----- INFORMATION SHOWN

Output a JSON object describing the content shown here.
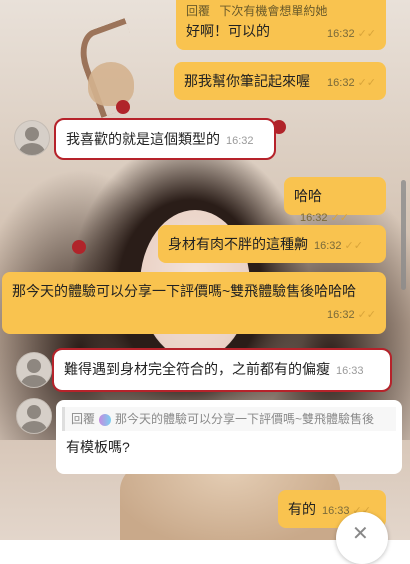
{
  "messages": {
    "m1": {
      "reply_label": "回覆",
      "reply_snippet": "下次有機會想單約她",
      "text": "好啊！可以的",
      "time": "16:32"
    },
    "m2": {
      "text": "那我幫你筆記起來喔",
      "time": "16:32"
    },
    "m3": {
      "text": "我喜歡的就是這個類型的",
      "time": "16:32"
    },
    "m4": {
      "text": "哈哈",
      "time": "16:32"
    },
    "m5": {
      "text": "身材有肉不胖的這種齁",
      "time": "16:32"
    },
    "m6": {
      "text": "那今天的體驗可以分享一下評價嗎~雙飛體驗售後哈哈哈",
      "time": "16:32"
    },
    "m7": {
      "text": "難得遇到身材完全符合的，之前都有的偏瘦",
      "time": "16:33"
    },
    "m8": {
      "reply_label": "回覆",
      "reply_snippet": "那今天的體驗可以分享一下評價嗎~雙飛體驗售後",
      "text": "有模板嗎?",
      "time": ""
    },
    "m9": {
      "text": "有的",
      "time": "16:33"
    }
  },
  "icons": {
    "read": "double-check-icon",
    "fab": "close-icon"
  },
  "colors": {
    "outgoing": "#f9c34f",
    "incoming": "#ffffff",
    "highlight": "#b6222a"
  }
}
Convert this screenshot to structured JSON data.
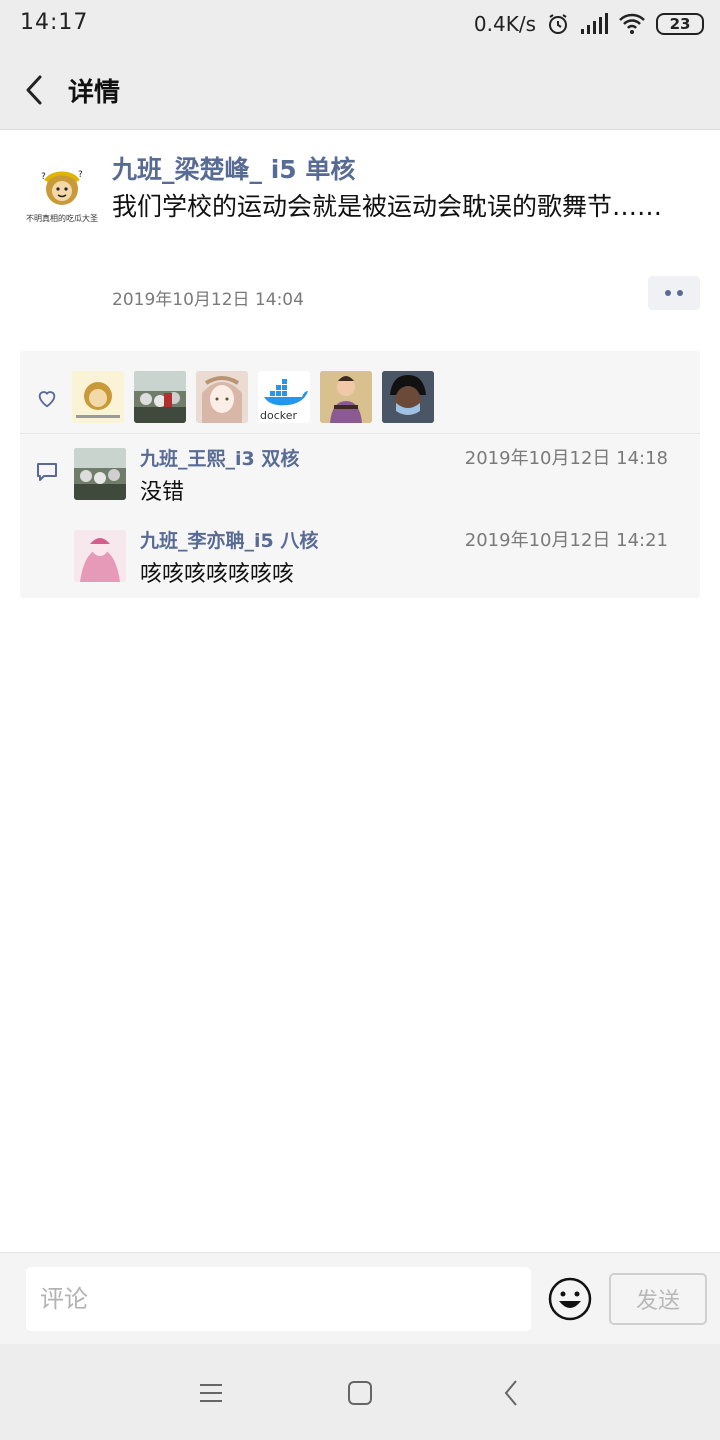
{
  "status_bar": {
    "time": "14:17",
    "network_speed": "0.4K/s",
    "battery": "23",
    "icons": [
      "alarm-icon",
      "signal-icon",
      "wifi-icon",
      "battery-icon"
    ]
  },
  "header": {
    "title": "详情",
    "back_icon": "chevron-left-icon"
  },
  "post": {
    "author": "九班_梁楚峰_ i5 单核",
    "avatar_caption": "不明真相的吃瓜大圣",
    "text": "我们学校的运动会就是被运动会耽误的歌舞节……",
    "time": "2019年10月12日 14:04",
    "more_icon": "more-dots-icon"
  },
  "likes": {
    "icon": "heart-icon",
    "avatars": [
      {
        "name": "avatar-sage",
        "color": "#f2e3a6"
      },
      {
        "name": "avatar-crowd",
        "color": "#6f7d6a"
      },
      {
        "name": "avatar-anime-girl",
        "color": "#e9d2c7"
      },
      {
        "name": "avatar-docker",
        "label": "docker",
        "color": "#ffffff"
      },
      {
        "name": "avatar-guitar",
        "color": "#8c5a92"
      },
      {
        "name": "avatar-mask",
        "color": "#2d3340"
      }
    ]
  },
  "comments": [
    {
      "name": "九班_王熙_i3 双核",
      "time": "2019年10月12日 14:18",
      "text": "没错"
    },
    {
      "name": "九班_李亦聃_i5 八核",
      "time": "2019年10月12日 14:21",
      "text": "咳咳咳咳咳咳咳"
    }
  ],
  "input_bar": {
    "placeholder": "评论",
    "send_label": "发送",
    "emoji_icon": "emoji-icon"
  },
  "nav_bar": {
    "icons": [
      "menu-icon",
      "home-square-icon",
      "back-arrow-icon"
    ]
  },
  "colors": {
    "link_blue": "#576b95",
    "bar_gray": "#ededed",
    "panel_gray": "#f6f6f6"
  }
}
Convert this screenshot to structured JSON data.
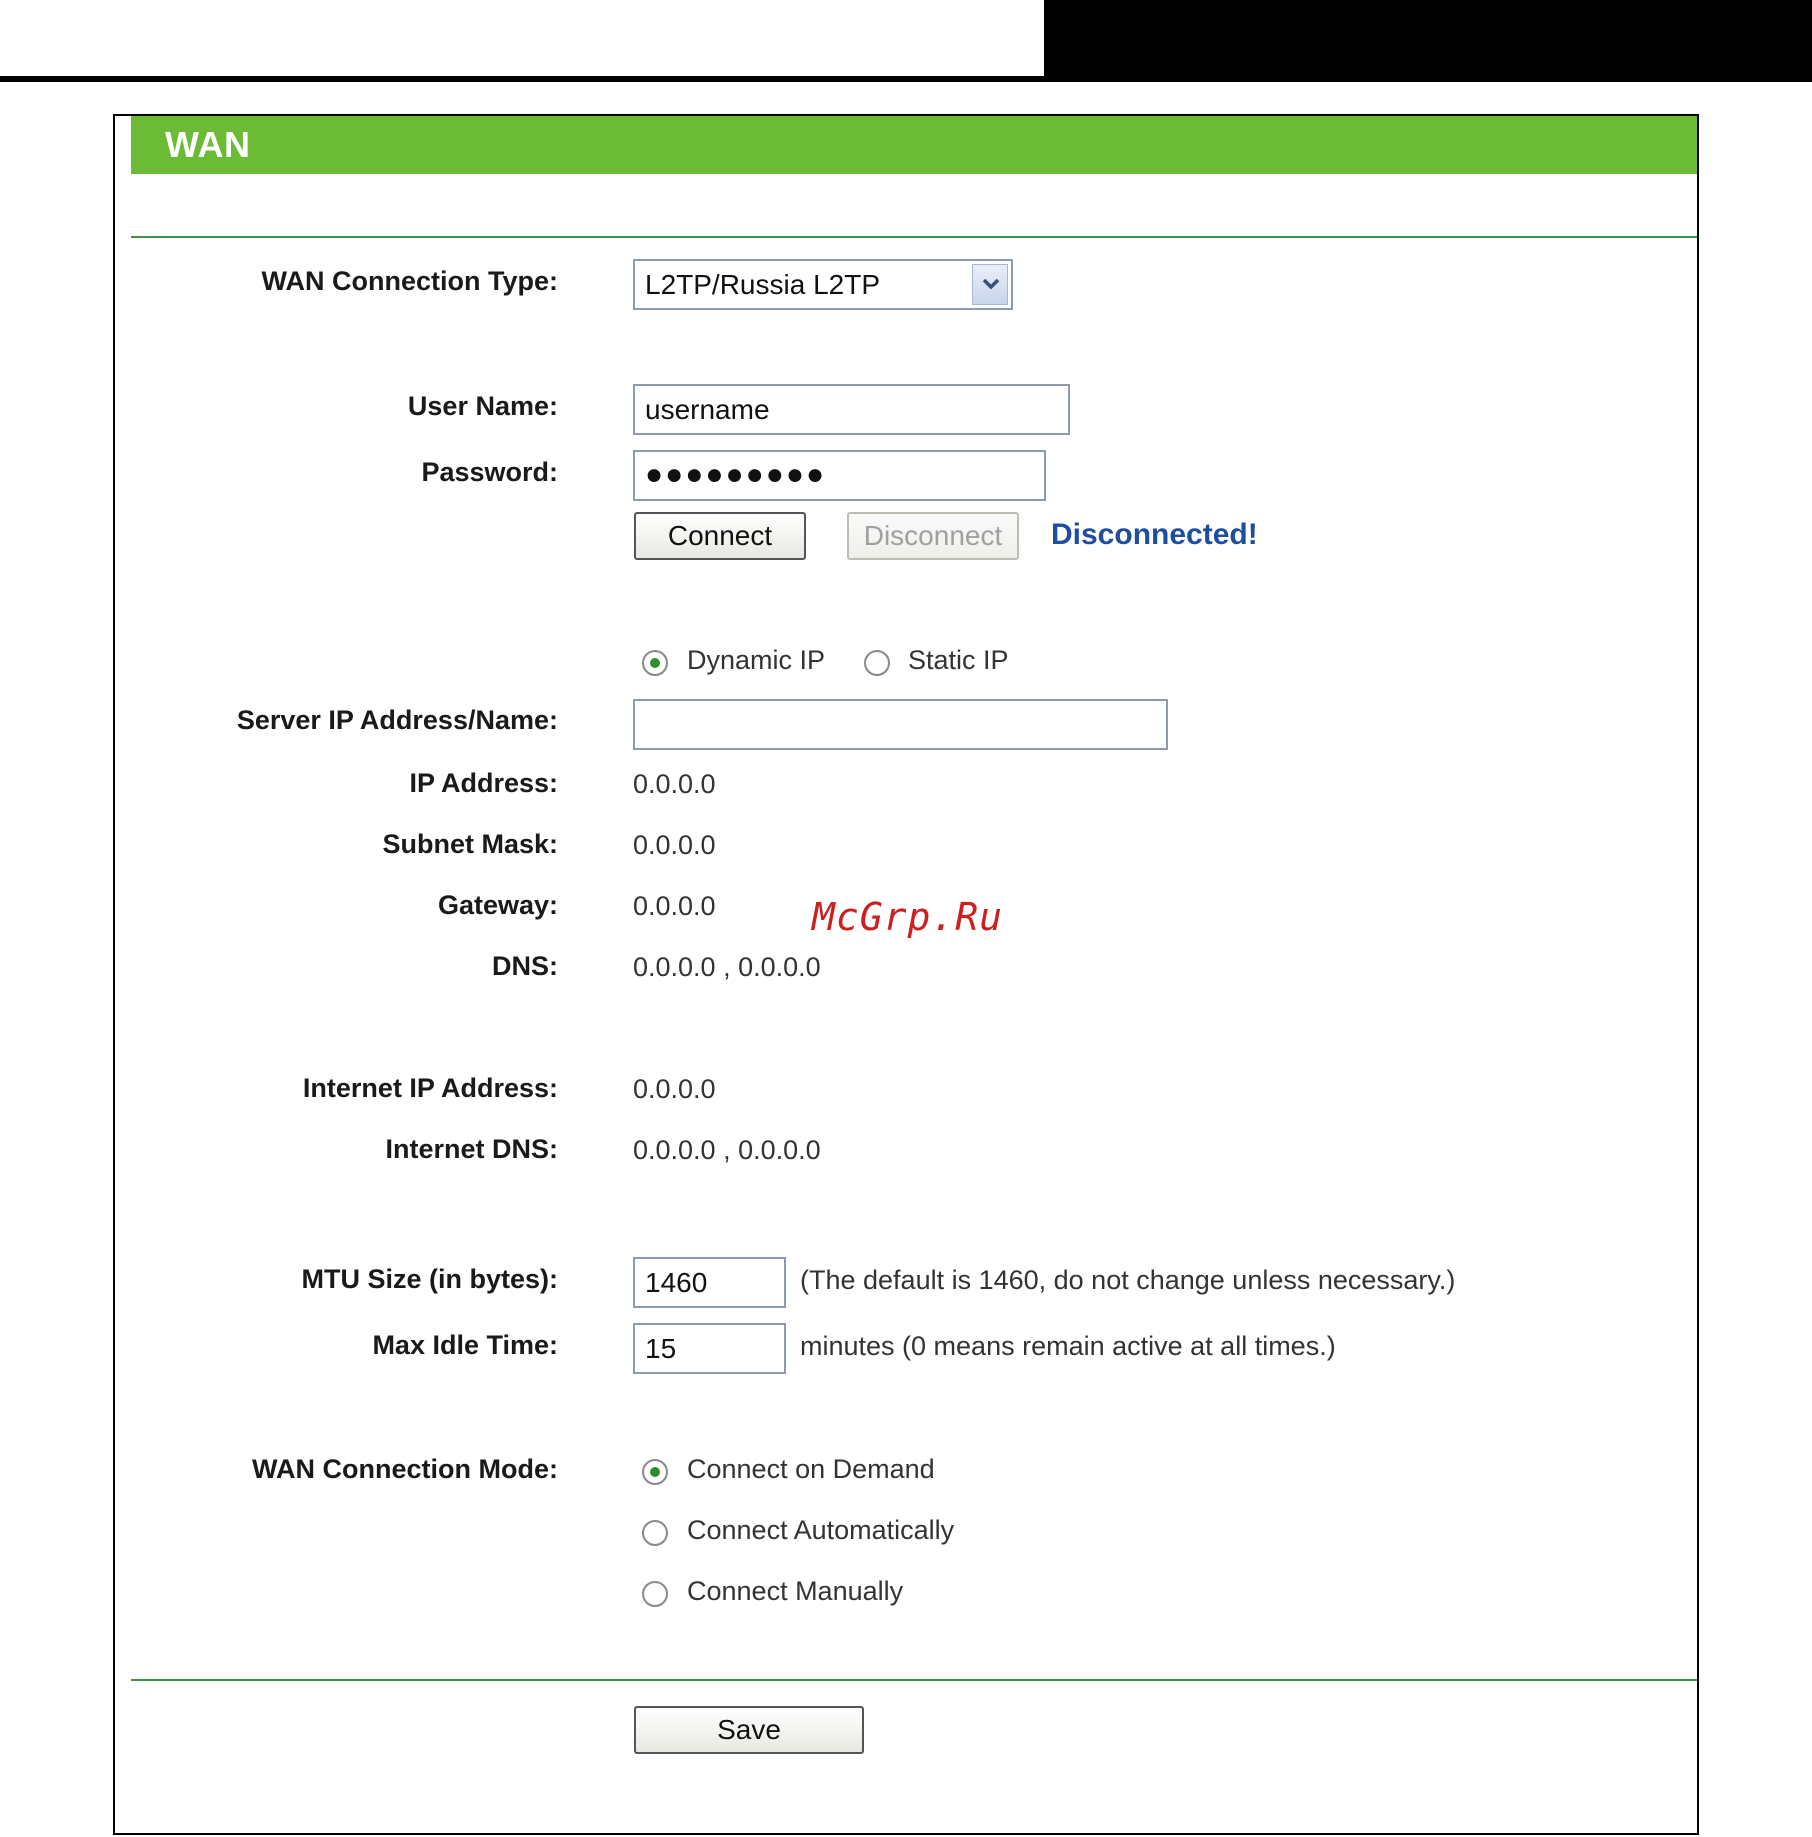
{
  "panel": {
    "title": "WAN"
  },
  "labels": {
    "connection_type": "WAN Connection Type:",
    "user_name": "User Name:",
    "password": "Password:",
    "server_ip": "Server IP Address/Name:",
    "ip_address": "IP Address:",
    "subnet_mask": "Subnet Mask:",
    "gateway": "Gateway:",
    "dns": "DNS:",
    "internet_ip": "Internet IP Address:",
    "internet_dns": "Internet DNS:",
    "mtu": "MTU Size (in bytes):",
    "max_idle": "Max Idle Time:",
    "connection_mode": "WAN Connection Mode:"
  },
  "connection_type": {
    "selected": "L2TP/Russia L2TP"
  },
  "credentials": {
    "user_name": "username",
    "password_masked": "●●●●●●●●●"
  },
  "buttons": {
    "connect": "Connect",
    "disconnect": "Disconnect",
    "save": "Save"
  },
  "status_text": "Disconnected!",
  "ip_mode": {
    "dynamic": "Dynamic IP",
    "static": "Static IP",
    "selected": "dynamic"
  },
  "server_ip": {
    "value": ""
  },
  "values": {
    "ip_address": "0.0.0.0",
    "subnet_mask": "0.0.0.0",
    "gateway": "0.0.0.0",
    "dns": "0.0.0.0 , 0.0.0.0",
    "internet_ip": "0.0.0.0",
    "internet_dns": "0.0.0.0 , 0.0.0.0"
  },
  "mtu": {
    "value": "1460",
    "hint": "(The default is 1460, do not change unless necessary.)"
  },
  "max_idle": {
    "value": "15",
    "hint": "minutes (0 means remain active at all times.)"
  },
  "connection_mode": {
    "options": [
      "Connect on Demand",
      "Connect Automatically",
      "Connect Manually"
    ],
    "selected": 0
  },
  "watermark": "McGrp.Ru",
  "colors": {
    "title_bar": "#6cbb35",
    "rule": "#3f9144",
    "status": "#1f4e9e",
    "watermark": "#cc1f1f"
  }
}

----------

_STATED GOAL_: Write out the entries above verbatim; the pictures do not belong in your copy.

_RESPONSE TO THIS EXERCISE_:
Output a JSON object describing the content shown here.
{
  "messages": {
    "m1": {
      "reply_label": "回覆",
      "reply_snippet": "下次有機會想單約她",
      "text": "好啊！可以的",
      "time": "16:32"
    },
    "m2": {
      "text": "那我幫你筆記起來喔",
      "time": "16:32"
    },
    "m3": {
      "text": "我喜歡的就是這個類型的",
      "time": "16:32"
    },
    "m4": {
      "text": "哈哈",
      "time": "16:32"
    },
    "m5": {
      "text": "身材有肉不胖的這種齁",
      "time": "16:32"
    },
    "m6": {
      "text": "那今天的體驗可以分享一下評價嗎~雙飛體驗售後哈哈哈",
      "time": "16:32"
    },
    "m7": {
      "text": "難得遇到身材完全符合的，之前都有的偏瘦",
      "time": "16:33"
    },
    "m8": {
      "reply_label": "回覆",
      "reply_snippet": "那今天的體驗可以分享一下評價嗎~雙飛體驗售後",
      "text": "有模板嗎?",
      "time": ""
    },
    "m9": {
      "text": "有的",
      "time": "16:33"
    }
  },
  "icons": {
    "read": "double-check-icon",
    "fab": "close-icon"
  },
  "colors": {
    "outgoing": "#f9c34f",
    "incoming": "#ffffff",
    "highlight": "#b6222a"
  }
}
Convert this screenshot to structured JSON data.
{
  "status_bar": {
    "time": "14:17",
    "network_speed": "0.4K/s",
    "battery": "23",
    "icons": [
      "alarm-icon",
      "signal-icon",
      "wifi-icon",
      "battery-icon"
    ]
  },
  "header": {
    "title": "详情",
    "back_icon": "chevron-left-icon"
  },
  "post": {
    "author": "九班_梁楚峰_ i5 单核",
    "avatar_caption": "不明真相的吃瓜大圣",
    "text": "我们学校的运动会就是被运动会耽误的歌舞节……",
    "time": "2019年10月12日 14:04",
    "more_icon": "more-dots-icon"
  },
  "likes": {
    "icon": "heart-icon",
    "avatars": [
      {
        "name": "avatar-sage",
        "color": "#f2e3a6"
      },
      {
        "name": "avatar-crowd",
        "color": "#6f7d6a"
      },
      {
        "name": "avatar-anime-girl",
        "color": "#e9d2c7"
      },
      {
        "name": "avatar-docker",
        "label": "docker",
        "color": "#ffffff"
      },
      {
        "name": "avatar-guitar",
        "color": "#8c5a92"
      },
      {
        "name": "avatar-mask",
        "color": "#2d3340"
      }
    ]
  },
  "comments": [
    {
      "name": "九班_王熙_i3 双核",
      "time": "2019年10月12日 14:18",
      "text": "没错"
    },
    {
      "name": "九班_李亦聃_i5 八核",
      "time": "2019年10月12日 14:21",
      "text": "咳咳咳咳咳咳咳"
    }
  ],
  "input_bar": {
    "placeholder": "评论",
    "send_label": "发送",
    "emoji_icon": "emoji-icon"
  },
  "nav_bar": {
    "icons": [
      "menu-icon",
      "home-square-icon",
      "back-arrow-icon"
    ]
  },
  "colors": {
    "link_blue": "#576b95",
    "bar_gray": "#ededed",
    "panel_gray": "#f6f6f6"
  }
}
Convert this screenshot to structured JSON data.
{
  "panel": {
    "title": "WAN"
  },
  "labels": {
    "connection_type": "WAN Connection Type:",
    "user_name": "User Name:",
    "password": "Password:",
    "server_ip": "Server IP Address/Name:",
    "ip_address": "IP Address:",
    "subnet_mask": "Subnet Mask:",
    "gateway": "Gateway:",
    "dns": "DNS:",
    "internet_ip": "Internet IP Address:",
    "internet_dns": "Internet DNS:",
    "mtu": "MTU Size (in bytes):",
    "max_idle": "Max Idle Time:",
    "connection_mode": "WAN Connection Mode:"
  },
  "connection_type": {
    "selected": "L2TP/Russia L2TP"
  },
  "credentials": {
    "user_name": "username",
    "password_masked": "●●●●●●●●●"
  },
  "buttons": {
    "connect": "Connect",
    "disconnect": "Disconnect",
    "save": "Save"
  },
  "status_text": "Disconnected!",
  "ip_mode": {
    "dynamic": "Dynamic IP",
    "static": "Static IP",
    "selected": "dynamic"
  },
  "server_ip": {
    "value": ""
  },
  "values": {
    "ip_address": "0.0.0.0",
    "subnet_mask": "0.0.0.0",
    "gateway": "0.0.0.0",
    "dns": "0.0.0.0 , 0.0.0.0",
    "internet_ip": "0.0.0.0",
    "internet_dns": "0.0.0.0 , 0.0.0.0"
  },
  "mtu": {
    "value": "1460",
    "hint": "(The default is 1460, do not change unless necessary.)"
  },
  "max_idle": {
    "value": "15",
    "hint": "minutes (0 means remain active at all times.)"
  },
  "connection_mode": {
    "options": [
      "Connect on Demand",
      "Connect Automatically",
      "Connect Manually"
    ],
    "selected": 0
  },
  "watermark": "McGrp.Ru",
  "colors": {
    "title_bar": "#6cbb35",
    "rule": "#3f9144",
    "status": "#1f4e9e",
    "watermark": "#cc1f1f"
  }
}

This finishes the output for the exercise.